**Written instruction**
The data must be returned in full and exactly as given.
-*-*-
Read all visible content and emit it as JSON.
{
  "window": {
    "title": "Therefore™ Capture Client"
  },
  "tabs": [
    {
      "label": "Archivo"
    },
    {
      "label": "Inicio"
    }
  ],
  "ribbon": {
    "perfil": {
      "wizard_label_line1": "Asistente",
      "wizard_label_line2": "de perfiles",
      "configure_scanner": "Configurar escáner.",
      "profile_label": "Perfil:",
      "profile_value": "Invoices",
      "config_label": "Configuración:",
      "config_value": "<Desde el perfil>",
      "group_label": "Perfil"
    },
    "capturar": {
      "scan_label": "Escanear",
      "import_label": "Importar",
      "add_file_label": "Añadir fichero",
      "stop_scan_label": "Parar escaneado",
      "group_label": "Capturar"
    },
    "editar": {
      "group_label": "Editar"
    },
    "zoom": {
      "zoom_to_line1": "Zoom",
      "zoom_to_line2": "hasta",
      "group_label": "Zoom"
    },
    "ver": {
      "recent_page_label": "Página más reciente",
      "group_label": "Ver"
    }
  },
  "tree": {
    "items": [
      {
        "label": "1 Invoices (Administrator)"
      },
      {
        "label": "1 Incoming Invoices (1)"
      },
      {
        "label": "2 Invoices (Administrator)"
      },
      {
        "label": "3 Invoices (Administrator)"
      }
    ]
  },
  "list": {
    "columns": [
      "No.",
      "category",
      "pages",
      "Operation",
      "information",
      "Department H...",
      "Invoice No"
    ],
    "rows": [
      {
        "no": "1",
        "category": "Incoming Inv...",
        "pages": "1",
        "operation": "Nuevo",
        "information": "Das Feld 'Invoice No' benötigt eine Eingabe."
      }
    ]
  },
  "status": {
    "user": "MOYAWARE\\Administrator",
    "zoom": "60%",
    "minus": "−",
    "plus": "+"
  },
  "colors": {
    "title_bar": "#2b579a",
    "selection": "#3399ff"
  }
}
-*-*-
**Final result**
Read all visible content and emit it as JSON.
{
  "window": {
    "title": "Therefore™ Capture Client"
  },
  "tabs": [
    {
      "label": "Archivo"
    },
    {
      "label": "Inicio"
    }
  ],
  "ribbon": {
    "perfil": {
      "wizard_label_line1": "Asistente",
      "wizard_label_line2": "de perfiles",
      "configure_scanner": "Configurar escáner.",
      "profile_label": "Perfil:",
      "profile_value": "Invoices",
      "config_label": "Configuración:",
      "config_value": "<Desde el perfil>",
      "group_label": "Perfil"
    },
    "capturar": {
      "scan_label": "Escanear",
      "import_label": "Importar",
      "add_file_label": "Añadir fichero",
      "stop_scan_label": "Parar escaneado",
      "group_label": "Capturar"
    },
    "editar": {
      "group_label": "Editar"
    },
    "zoom": {
      "zoom_to_line1": "Zoom",
      "zoom_to_line2": "hasta",
      "group_label": "Zoom"
    },
    "ver": {
      "recent_page_label": "Página más reciente",
      "group_label": "Ver"
    }
  },
  "tree": {
    "items": [
      {
        "label": "1 Invoices (Administrator)"
      },
      {
        "label": "1 Incoming Invoices (1)"
      },
      {
        "label": "2 Invoices (Administrator)"
      },
      {
        "label": "3 Invoices (Administrator)"
      }
    ]
  },
  "list": {
    "columns": [
      "No.",
      "category",
      "pages",
      "Operation",
      "information",
      "Department H...",
      "Invoice No"
    ],
    "rows": [
      {
        "no": "1",
        "category": "Incoming Inv...",
        "pages": "1",
        "operation": "Nuevo",
        "information": "Das Feld 'Invoice No' benötigt eine Eingabe."
      }
    ]
  },
  "status": {
    "user": "MOYAWARE\\Administrator",
    "zoom": "60%",
    "minus": "−",
    "plus": "+"
  },
  "colors": {
    "title_bar": "#2b579a",
    "selection": "#3399ff"
  }
}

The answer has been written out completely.